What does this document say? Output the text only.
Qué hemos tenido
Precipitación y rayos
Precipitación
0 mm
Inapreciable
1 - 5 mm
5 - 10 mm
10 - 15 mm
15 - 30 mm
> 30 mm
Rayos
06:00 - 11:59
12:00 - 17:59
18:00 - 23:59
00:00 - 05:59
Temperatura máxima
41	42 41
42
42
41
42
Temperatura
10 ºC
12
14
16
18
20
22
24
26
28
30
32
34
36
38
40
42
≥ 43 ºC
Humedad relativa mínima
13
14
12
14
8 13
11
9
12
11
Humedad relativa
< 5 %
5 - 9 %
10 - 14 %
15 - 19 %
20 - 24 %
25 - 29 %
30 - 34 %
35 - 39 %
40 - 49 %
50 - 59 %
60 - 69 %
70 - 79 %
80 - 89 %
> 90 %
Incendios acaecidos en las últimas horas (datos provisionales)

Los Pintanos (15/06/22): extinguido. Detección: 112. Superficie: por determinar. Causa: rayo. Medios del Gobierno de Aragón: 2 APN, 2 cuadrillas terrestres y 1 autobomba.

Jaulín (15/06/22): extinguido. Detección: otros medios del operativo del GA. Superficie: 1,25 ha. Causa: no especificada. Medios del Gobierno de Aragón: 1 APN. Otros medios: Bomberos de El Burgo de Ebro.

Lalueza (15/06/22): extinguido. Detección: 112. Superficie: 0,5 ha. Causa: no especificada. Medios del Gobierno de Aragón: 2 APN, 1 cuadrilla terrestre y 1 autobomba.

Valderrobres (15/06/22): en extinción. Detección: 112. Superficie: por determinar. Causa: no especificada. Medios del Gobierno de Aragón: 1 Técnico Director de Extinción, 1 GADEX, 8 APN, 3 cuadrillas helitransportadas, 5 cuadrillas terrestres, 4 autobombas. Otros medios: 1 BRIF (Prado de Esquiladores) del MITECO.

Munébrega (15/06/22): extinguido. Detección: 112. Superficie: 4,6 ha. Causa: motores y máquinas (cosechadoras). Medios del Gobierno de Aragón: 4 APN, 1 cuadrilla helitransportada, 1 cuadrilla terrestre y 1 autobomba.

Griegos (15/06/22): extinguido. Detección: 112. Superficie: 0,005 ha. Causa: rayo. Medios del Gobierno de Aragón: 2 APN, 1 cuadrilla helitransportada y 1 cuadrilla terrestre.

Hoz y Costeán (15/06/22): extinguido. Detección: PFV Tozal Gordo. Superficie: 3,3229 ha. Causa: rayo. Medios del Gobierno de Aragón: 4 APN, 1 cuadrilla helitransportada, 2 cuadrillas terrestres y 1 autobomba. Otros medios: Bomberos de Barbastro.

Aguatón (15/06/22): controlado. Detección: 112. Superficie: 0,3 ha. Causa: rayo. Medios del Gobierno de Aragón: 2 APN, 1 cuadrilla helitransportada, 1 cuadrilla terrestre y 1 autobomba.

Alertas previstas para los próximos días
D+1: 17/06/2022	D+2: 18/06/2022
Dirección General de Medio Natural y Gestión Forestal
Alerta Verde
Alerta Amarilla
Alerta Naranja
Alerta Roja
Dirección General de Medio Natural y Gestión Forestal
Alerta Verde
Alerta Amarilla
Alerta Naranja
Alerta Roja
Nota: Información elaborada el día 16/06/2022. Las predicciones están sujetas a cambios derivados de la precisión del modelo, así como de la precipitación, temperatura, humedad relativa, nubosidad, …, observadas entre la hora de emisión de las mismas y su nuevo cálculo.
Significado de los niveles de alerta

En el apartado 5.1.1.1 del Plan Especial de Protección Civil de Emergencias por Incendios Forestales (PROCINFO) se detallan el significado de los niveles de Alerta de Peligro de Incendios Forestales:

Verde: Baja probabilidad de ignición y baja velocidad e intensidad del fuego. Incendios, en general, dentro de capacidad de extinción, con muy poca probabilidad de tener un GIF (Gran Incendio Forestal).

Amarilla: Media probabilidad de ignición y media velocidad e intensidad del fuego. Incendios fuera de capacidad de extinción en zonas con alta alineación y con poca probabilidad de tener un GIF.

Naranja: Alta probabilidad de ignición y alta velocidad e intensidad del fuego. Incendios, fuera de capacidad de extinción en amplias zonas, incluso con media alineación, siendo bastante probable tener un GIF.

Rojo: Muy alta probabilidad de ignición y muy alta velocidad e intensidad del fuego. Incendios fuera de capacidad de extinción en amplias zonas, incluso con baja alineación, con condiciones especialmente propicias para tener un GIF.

● **AIM**
Find every line in the records that contains the word "media"; copy those lines.

● **RESULT BELOW**
Amarilla: Media probabilidad de ignición y media velocidad e intensidad del fuego. Incendios fuera de capacidad de extinción en zonas con alta alineación y con poca probabilidad de tener un GIF.
Naranja: Alta probabilidad de ignición y alta velocidad e intensidad del fuego. Incendios, fuera de capacidad de extinción en amplias zonas, incluso con media alineación, siendo bastante probable tener un GIF.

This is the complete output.